=== Source passage ===
Joseph Oat Corporation, a sub-contractor to AREVA Federal Services based in Camden, New Jersey, has begun fabrication activities for four 10-metre-tall, 78 metric ton drain tanks and one 5-metre-tall, 46 metric ton drain tank. Another industry partner, ODOM Industries in Milford, Ohio, is fabricating the ten tank heads as a sub-contractor to the Joseph Oat Corporation.

ODOM will ship each tank head as it is fabricated, and will complete delivery to Joseph Oat Corporation by the end of 2013. Joseph Oat, which specializes in industrial fabrication of pressure vessels and heat exchange technologies, expects to stagger completion of drain tanks throughout the summer and fall of 2014.

"Because the tanks are so large, the ITER Organization will install the tanks one at a time and do so before the neighbouring building is constructed," Chris Beatty, US ITER tokamak cooling water systems engineer, said.

Beatty noted that the Hot Cell building will permanently block access to the drain tanks in the Tokamak Complex once the ITER facility is complete. The tanks, which are built to last 40 years, are expected to perform beyond the duration of the ITER project.

The tokamak cooling water system includes over 20 miles of piping in an intricate network that wraps around the ITER Tokamak. The primary cooling water system is responsible for transferring heat from Tokamak hardware to the secondary cooling system. The tokamak cooling water system also supports operations such as the baking of in-vessel components, chemical control of water provided to client systems, and draining and drying for maintenance.
=== Provided records ===
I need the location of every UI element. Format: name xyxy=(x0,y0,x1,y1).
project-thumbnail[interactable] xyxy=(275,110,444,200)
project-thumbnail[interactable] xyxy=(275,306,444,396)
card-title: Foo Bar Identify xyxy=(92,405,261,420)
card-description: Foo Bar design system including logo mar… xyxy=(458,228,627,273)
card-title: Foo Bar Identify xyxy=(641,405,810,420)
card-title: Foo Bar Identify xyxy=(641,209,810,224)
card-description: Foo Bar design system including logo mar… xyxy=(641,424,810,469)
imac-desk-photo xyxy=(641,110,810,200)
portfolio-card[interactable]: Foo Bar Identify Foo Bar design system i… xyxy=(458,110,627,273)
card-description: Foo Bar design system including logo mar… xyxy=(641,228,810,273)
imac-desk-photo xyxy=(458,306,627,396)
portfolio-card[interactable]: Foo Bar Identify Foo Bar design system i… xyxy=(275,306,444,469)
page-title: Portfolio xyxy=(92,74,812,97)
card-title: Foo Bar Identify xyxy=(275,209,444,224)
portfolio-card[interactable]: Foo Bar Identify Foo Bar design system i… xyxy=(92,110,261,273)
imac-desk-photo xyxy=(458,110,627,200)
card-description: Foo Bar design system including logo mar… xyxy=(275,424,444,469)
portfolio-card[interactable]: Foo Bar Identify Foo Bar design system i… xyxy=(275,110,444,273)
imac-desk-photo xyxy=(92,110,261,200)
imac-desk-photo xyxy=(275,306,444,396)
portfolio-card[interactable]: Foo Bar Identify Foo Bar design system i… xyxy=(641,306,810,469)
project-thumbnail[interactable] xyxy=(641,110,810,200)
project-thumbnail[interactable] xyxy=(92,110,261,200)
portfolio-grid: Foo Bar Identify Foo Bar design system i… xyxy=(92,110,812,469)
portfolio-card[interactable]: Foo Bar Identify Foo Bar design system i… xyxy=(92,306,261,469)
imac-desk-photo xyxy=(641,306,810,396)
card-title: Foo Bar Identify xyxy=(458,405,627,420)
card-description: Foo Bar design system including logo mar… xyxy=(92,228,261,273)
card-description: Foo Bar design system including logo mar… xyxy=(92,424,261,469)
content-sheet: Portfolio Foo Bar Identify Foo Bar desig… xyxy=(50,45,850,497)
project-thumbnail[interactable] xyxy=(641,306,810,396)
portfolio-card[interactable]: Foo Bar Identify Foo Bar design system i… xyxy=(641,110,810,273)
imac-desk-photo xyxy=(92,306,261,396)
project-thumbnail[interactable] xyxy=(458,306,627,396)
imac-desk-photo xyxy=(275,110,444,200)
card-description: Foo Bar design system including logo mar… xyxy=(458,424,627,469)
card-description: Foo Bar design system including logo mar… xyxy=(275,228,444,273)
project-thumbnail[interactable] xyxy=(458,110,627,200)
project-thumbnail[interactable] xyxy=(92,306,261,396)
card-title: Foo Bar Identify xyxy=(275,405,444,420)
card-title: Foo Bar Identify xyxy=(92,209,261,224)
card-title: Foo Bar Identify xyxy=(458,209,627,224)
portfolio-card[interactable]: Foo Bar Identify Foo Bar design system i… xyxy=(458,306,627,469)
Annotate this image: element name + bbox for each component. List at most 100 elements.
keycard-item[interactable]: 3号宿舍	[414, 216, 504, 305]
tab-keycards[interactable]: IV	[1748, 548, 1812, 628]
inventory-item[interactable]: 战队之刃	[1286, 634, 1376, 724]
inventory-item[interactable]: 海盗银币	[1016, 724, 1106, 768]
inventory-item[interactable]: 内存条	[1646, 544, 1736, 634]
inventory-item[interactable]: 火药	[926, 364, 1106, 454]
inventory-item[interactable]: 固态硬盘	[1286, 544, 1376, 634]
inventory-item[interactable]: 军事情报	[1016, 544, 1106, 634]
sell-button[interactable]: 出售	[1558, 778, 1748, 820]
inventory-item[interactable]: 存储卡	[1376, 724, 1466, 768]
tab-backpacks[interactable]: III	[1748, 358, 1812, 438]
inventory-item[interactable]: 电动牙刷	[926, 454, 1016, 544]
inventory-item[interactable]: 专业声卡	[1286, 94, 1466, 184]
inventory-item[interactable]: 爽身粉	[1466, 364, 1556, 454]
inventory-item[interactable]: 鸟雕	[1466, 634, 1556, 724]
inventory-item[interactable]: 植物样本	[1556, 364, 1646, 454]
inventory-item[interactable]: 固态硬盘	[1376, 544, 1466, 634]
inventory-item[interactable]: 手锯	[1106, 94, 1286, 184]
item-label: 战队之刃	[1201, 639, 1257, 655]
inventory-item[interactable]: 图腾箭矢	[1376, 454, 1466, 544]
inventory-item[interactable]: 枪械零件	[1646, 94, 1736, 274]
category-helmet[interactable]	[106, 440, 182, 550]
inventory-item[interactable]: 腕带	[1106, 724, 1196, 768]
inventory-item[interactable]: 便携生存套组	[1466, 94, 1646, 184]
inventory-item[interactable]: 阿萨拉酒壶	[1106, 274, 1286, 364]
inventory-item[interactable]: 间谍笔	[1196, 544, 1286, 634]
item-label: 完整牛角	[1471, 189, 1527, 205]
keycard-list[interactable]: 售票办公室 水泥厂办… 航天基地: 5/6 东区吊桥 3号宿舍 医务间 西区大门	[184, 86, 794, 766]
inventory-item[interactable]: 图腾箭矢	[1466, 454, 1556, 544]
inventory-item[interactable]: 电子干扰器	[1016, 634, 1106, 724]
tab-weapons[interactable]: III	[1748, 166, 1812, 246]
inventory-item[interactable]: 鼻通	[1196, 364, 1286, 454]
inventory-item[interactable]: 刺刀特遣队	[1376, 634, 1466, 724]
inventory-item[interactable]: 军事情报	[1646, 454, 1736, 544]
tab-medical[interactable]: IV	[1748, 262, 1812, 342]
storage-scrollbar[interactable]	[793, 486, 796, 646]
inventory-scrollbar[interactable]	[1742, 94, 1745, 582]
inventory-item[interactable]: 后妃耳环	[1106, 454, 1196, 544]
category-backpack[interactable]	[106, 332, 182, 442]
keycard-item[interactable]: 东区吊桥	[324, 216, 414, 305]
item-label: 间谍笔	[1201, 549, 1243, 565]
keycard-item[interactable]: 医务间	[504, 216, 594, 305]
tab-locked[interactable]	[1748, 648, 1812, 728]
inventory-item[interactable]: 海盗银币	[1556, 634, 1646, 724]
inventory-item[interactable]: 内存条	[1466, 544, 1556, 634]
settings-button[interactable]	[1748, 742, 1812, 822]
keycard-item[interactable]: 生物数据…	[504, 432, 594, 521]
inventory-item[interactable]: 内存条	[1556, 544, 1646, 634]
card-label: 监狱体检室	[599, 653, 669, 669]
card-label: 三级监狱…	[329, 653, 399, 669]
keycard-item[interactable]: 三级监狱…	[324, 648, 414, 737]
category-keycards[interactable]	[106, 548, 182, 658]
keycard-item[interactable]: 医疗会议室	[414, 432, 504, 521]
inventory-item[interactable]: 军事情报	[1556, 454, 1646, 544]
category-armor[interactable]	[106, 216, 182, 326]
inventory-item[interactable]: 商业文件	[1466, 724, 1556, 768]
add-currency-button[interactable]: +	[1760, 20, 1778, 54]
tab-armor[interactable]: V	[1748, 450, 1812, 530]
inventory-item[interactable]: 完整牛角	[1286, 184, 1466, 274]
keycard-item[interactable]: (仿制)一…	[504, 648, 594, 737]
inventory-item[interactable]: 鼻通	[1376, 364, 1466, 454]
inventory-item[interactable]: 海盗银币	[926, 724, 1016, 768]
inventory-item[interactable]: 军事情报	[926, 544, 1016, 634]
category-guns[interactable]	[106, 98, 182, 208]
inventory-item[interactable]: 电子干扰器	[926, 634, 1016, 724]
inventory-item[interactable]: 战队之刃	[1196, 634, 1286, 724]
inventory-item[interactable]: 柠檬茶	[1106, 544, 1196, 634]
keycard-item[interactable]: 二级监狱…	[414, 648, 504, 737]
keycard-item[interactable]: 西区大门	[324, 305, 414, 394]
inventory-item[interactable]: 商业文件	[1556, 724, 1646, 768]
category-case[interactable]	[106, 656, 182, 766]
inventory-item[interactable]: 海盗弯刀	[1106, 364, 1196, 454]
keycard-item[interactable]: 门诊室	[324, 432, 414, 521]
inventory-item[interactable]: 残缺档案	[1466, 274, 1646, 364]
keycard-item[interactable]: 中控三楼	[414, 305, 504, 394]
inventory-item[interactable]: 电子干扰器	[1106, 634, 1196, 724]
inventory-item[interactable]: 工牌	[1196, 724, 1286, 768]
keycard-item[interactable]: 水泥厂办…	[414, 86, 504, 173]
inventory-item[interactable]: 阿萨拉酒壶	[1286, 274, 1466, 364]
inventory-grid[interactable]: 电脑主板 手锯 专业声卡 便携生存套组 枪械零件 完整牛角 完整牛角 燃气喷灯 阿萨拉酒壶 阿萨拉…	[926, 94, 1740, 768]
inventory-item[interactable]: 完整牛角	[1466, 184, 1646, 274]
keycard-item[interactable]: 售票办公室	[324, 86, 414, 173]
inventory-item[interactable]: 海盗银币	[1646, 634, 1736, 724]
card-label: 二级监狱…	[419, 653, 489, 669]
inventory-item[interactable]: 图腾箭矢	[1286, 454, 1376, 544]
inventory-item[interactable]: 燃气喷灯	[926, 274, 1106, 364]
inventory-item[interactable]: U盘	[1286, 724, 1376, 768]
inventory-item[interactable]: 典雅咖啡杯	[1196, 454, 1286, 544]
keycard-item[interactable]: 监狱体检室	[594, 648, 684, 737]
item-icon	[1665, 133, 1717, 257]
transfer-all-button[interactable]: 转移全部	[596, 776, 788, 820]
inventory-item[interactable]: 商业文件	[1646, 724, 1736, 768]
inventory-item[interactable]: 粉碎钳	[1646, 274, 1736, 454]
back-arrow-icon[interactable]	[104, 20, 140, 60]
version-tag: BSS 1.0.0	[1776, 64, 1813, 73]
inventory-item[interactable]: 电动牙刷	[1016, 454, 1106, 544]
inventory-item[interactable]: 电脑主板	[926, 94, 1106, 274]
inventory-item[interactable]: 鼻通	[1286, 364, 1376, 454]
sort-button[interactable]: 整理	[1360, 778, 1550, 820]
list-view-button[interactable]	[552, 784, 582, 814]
===
=== Provided records ===
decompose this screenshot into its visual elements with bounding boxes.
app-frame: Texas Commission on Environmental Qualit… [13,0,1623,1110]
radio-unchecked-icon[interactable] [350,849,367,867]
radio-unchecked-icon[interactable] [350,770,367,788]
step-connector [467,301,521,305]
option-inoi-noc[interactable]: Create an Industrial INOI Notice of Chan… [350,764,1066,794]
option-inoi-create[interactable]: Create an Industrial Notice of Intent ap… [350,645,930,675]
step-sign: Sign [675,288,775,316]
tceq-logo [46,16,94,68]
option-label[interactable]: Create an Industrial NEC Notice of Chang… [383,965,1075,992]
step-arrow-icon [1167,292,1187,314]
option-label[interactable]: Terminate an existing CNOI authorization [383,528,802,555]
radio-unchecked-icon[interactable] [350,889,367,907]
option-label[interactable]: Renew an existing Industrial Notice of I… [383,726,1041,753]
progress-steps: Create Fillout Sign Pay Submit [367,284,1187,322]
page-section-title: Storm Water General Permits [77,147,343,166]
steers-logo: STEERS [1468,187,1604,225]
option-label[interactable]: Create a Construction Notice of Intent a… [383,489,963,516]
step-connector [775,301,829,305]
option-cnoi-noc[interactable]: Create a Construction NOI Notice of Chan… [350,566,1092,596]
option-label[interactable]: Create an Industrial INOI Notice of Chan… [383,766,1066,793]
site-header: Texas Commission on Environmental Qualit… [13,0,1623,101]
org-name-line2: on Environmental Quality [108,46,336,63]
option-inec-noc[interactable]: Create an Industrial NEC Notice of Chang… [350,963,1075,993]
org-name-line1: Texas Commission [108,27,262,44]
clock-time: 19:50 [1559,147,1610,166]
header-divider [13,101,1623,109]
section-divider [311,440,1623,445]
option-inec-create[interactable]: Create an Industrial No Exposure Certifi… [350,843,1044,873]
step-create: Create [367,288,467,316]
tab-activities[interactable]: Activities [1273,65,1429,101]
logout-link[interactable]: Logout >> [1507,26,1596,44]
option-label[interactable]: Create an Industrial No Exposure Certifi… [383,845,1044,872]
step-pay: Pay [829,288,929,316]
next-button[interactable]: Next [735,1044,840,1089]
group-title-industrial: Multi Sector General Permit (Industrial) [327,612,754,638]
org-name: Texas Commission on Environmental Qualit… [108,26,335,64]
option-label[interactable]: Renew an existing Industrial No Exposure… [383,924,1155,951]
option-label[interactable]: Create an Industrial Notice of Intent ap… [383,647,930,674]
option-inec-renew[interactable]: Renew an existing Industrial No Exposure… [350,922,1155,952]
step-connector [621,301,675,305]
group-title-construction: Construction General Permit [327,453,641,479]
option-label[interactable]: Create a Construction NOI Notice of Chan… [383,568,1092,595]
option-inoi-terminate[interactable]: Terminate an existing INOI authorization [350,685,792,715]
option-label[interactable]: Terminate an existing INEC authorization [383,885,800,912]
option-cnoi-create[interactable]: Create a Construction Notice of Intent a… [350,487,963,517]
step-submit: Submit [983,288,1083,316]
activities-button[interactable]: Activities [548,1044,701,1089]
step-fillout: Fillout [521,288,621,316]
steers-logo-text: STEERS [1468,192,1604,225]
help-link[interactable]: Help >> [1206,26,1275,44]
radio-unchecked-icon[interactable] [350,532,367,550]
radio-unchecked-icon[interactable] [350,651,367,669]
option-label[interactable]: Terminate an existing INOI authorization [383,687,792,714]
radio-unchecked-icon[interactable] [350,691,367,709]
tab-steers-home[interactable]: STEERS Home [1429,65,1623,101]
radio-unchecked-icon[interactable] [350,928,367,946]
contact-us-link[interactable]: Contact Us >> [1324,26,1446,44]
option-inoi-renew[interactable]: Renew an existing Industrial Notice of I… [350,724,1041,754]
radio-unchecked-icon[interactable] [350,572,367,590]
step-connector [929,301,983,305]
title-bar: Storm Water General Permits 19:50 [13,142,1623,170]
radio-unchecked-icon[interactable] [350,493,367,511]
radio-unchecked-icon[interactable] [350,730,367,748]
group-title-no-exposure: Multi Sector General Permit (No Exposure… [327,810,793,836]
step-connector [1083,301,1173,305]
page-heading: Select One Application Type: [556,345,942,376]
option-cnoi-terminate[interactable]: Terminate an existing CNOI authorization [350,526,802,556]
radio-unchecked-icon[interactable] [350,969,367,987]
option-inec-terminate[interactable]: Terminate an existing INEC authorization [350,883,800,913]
===
→ **Complete the following**
A. According to the ITER drain tank passage, how many years are the tanks built to last?
B. Put this sentence from the ITER drain tank passage into Spanish: "The primary cooling water system is responsible for transferring heat from Tokamak hardware to the secondary cooling system."
C. Transcribe the ITER drain tank passage word for word, starting at "Beatty noted that" and ending at "the ITER project.".
Answer from the ITER drain tank passage alone, not from the data.

→ **The replies**
A. 40 years.

B. El sistema primario de agua de refrigeración es responsable de transferir el calor desde el equipo del Tokamak hasta el sistema de refrigeración secundario.

C.
Beatty noted that the Hot Cell building will permanently block access to the drain tanks in the Tokamak Complex once the ITER facility is complete. The tanks, which are built to last 40 years, are expected to perform beyond the duration of the ITER project.